(Figure contents as structured data)
*****

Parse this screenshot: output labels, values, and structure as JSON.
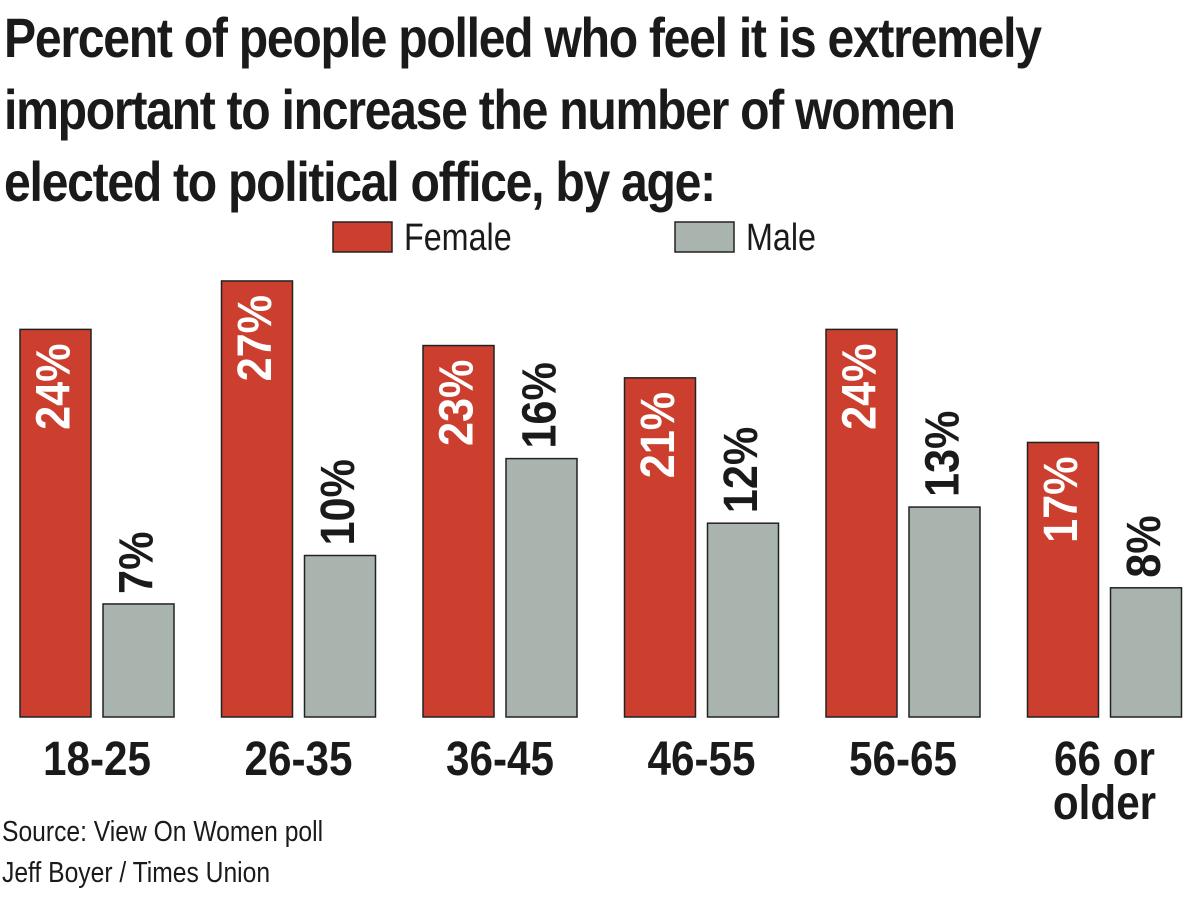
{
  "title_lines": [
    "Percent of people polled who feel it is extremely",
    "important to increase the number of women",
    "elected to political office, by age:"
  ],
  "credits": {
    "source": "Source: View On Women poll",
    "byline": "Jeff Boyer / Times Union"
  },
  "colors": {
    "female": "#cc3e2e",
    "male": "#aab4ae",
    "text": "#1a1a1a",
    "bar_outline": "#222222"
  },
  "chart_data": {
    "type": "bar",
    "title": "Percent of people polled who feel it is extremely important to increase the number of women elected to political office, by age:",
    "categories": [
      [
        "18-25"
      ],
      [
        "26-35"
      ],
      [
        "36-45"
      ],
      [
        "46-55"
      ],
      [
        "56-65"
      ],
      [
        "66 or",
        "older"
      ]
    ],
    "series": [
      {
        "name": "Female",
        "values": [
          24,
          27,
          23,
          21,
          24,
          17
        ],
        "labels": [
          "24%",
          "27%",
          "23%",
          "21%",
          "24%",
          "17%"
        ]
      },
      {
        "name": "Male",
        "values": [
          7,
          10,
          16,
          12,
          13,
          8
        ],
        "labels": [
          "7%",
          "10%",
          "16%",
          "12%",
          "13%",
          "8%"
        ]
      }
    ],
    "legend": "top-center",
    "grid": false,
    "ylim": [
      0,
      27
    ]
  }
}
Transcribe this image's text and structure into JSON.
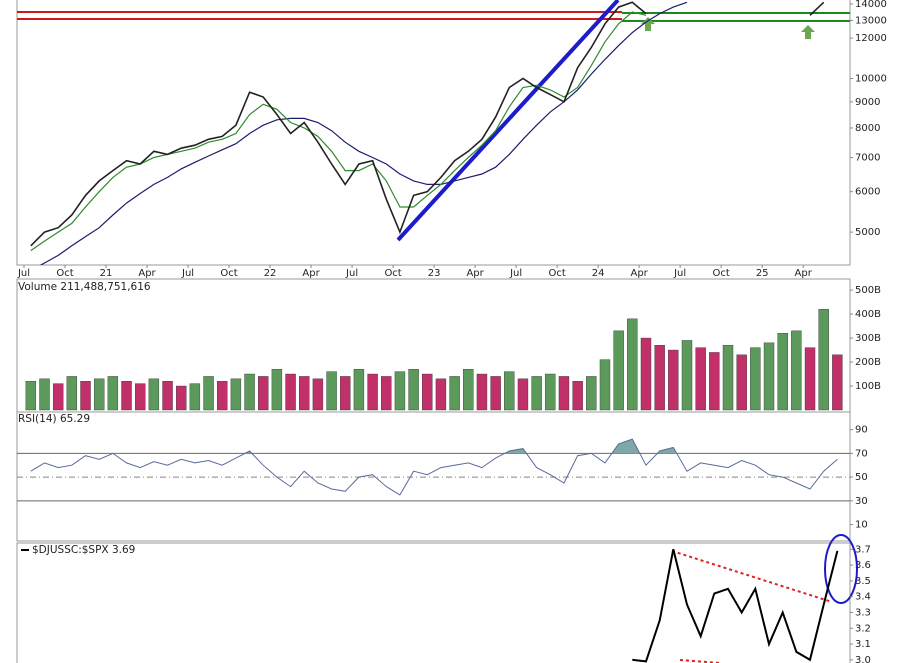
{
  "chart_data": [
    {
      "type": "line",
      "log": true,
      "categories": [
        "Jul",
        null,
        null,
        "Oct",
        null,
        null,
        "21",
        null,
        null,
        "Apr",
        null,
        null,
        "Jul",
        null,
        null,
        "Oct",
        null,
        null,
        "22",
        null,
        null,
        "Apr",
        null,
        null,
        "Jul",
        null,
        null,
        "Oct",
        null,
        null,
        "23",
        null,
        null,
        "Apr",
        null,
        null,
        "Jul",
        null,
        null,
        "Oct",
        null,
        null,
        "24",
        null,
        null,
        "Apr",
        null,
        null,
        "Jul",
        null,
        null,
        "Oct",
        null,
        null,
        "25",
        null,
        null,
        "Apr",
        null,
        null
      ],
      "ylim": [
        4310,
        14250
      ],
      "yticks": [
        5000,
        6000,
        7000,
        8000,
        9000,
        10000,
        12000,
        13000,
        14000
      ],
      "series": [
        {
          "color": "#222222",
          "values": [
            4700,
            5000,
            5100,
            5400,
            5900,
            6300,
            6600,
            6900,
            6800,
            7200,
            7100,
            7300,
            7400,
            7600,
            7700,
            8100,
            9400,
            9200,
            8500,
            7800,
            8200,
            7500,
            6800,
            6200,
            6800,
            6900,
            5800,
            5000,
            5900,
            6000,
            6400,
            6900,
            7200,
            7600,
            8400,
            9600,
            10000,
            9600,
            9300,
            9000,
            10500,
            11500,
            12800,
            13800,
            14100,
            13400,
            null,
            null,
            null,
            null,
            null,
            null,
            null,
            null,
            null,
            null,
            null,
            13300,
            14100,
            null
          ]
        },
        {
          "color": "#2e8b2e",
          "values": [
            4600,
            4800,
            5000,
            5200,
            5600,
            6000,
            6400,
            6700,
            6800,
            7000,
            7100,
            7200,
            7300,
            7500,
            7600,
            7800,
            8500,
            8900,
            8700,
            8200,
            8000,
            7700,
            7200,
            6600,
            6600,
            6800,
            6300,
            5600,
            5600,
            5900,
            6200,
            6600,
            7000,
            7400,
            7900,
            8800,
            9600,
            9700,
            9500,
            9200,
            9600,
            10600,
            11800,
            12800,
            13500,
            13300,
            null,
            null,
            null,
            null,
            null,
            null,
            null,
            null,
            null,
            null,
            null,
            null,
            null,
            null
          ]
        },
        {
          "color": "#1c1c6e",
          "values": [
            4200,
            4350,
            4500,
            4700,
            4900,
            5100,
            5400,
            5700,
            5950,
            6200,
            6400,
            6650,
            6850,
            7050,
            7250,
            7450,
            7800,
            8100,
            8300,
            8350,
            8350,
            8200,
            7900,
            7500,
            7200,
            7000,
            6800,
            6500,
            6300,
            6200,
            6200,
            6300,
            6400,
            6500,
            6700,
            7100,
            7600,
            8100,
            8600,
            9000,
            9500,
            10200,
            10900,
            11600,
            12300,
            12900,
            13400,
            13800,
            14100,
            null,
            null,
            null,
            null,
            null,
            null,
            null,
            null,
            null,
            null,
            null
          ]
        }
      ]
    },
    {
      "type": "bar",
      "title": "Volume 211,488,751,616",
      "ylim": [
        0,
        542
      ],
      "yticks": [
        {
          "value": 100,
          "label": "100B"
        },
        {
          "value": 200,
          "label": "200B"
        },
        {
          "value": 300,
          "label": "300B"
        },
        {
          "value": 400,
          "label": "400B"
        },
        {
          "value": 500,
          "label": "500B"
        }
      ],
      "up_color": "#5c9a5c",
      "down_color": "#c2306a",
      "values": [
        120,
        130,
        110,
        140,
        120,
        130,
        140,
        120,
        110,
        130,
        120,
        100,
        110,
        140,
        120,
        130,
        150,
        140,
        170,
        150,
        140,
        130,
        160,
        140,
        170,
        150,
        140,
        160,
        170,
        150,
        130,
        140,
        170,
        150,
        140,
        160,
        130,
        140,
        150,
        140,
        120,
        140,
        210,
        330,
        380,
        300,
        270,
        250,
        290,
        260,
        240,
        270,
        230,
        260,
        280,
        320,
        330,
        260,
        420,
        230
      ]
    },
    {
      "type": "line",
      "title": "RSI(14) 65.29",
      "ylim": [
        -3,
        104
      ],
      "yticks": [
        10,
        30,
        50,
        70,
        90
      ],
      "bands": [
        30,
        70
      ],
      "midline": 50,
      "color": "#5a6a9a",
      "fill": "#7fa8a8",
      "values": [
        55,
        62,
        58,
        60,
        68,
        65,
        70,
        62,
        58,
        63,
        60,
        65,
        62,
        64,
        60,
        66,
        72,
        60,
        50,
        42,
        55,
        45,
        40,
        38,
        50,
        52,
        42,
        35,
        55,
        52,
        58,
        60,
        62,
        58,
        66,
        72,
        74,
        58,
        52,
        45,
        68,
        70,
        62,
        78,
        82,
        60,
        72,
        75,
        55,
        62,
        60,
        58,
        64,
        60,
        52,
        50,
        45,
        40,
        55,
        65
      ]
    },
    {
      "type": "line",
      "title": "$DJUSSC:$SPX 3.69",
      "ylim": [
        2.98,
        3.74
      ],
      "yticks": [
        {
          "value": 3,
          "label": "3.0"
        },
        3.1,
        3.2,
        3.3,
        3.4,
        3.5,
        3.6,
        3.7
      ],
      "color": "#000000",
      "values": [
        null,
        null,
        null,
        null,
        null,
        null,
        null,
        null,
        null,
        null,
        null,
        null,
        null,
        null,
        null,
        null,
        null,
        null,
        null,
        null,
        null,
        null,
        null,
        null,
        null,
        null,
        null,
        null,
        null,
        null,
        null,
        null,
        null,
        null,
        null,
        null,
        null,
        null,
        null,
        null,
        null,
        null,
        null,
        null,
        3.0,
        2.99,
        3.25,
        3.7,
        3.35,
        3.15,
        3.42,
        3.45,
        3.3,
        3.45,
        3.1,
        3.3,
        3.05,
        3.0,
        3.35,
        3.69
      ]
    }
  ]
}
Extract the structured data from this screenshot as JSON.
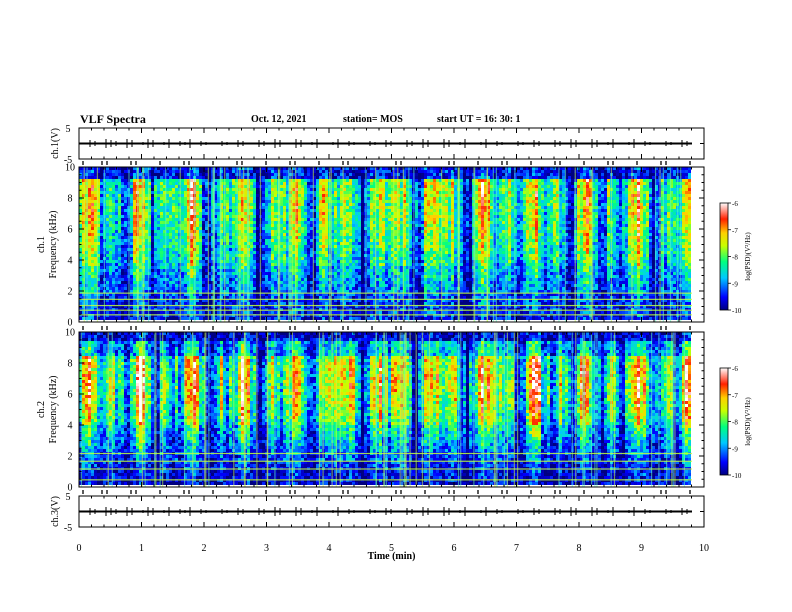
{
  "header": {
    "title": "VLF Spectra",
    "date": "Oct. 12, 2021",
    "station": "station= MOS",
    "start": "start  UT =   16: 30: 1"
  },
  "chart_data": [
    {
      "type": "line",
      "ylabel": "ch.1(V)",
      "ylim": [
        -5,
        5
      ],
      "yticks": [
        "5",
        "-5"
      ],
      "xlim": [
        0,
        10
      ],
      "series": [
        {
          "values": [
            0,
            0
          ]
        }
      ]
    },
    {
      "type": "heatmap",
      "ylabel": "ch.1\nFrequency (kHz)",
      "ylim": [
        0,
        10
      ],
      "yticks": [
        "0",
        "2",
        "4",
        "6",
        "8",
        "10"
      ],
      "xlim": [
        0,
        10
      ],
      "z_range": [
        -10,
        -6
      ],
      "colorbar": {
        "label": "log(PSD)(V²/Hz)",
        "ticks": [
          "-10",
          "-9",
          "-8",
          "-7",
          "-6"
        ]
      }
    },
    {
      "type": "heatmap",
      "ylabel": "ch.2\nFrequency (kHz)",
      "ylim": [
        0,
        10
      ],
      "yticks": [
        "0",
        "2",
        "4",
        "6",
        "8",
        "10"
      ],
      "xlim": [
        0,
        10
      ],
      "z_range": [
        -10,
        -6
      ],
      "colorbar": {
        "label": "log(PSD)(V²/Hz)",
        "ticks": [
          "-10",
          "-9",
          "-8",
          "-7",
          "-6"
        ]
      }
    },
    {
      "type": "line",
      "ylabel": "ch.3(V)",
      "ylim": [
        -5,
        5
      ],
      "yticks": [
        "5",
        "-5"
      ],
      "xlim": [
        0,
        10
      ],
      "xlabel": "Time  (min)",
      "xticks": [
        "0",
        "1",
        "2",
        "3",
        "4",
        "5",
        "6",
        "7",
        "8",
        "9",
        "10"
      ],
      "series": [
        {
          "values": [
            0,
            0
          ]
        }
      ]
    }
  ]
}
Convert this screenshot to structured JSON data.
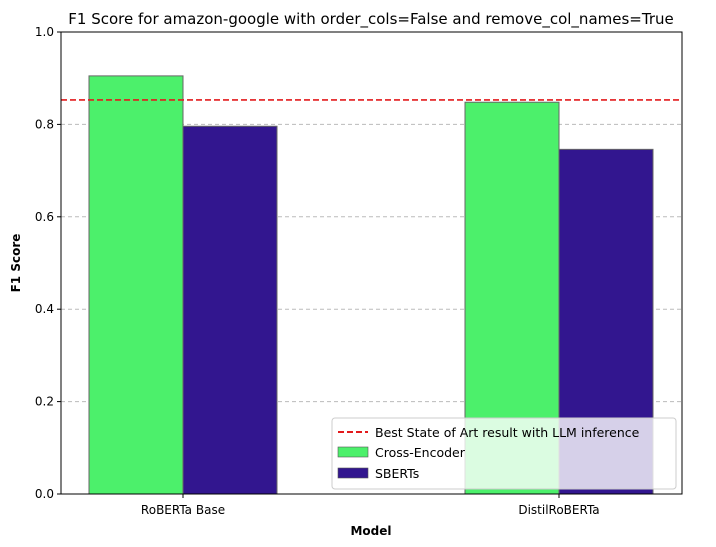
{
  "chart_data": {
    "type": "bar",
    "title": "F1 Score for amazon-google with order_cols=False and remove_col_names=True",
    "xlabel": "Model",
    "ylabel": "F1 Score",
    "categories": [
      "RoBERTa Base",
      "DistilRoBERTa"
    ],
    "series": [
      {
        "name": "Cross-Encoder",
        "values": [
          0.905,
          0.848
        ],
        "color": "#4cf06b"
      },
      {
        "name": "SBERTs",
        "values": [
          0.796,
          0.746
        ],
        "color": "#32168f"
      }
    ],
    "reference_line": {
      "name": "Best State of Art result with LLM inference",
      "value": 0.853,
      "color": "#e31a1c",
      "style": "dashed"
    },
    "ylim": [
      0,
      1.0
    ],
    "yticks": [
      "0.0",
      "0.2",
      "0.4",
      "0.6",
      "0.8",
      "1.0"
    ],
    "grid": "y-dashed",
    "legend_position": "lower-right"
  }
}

*****

Using the listing above, pick out each line that contains the word "office", then copy it.

    "elected to political office, by age:"
    "title": "Percent of people polled who feel it is extremely important to increase the number of women elected to political office, by age:",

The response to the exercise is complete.